▶ RECORDS FOR THE EXERCISE
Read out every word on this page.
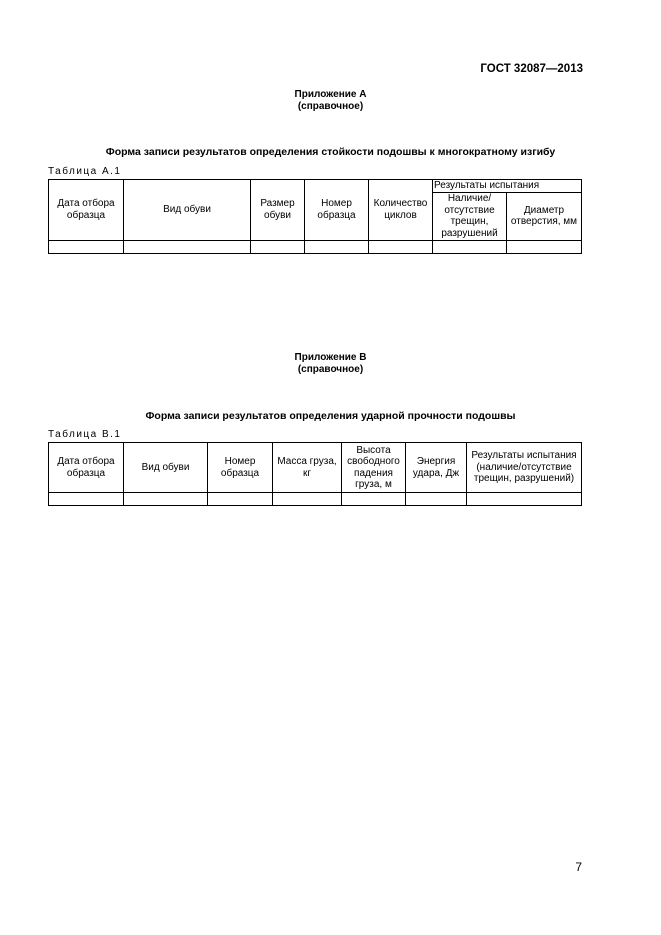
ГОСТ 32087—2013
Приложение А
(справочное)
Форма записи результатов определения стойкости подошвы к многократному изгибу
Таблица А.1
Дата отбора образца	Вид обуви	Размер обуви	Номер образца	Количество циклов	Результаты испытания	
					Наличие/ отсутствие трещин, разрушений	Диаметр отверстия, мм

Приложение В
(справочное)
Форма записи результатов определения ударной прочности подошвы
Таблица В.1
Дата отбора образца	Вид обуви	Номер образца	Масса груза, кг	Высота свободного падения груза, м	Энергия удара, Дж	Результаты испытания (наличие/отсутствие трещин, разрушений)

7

▶ EXERCISE AIM
Each entry must be retyped word for word, with every image omitted.

▶ PROBLEM SOLUTION
Read out every word on this page.
ГОСТ 32087—2013
Приложение А
(справочное)
Форма записи результатов определения стойкости подошвы к многократному изгибу
Таблица А.1
Дата отбора образца	Вид обуви	Размер обуви	Номер образца	Количество циклов	Результаты испытания	
					Наличие/ отсутствие трещин, разрушений	Диаметр отверстия, мм

Приложение В
(справочное)
Форма записи результатов определения ударной прочности подошвы
Таблица В.1
Дата отбора образца	Вид обуви	Номер образца	Масса груза, кг	Высота свободного падения груза, м	Энергия удара, Дж	Результаты испытания (наличие/отсутствие трещин, разрушений)

7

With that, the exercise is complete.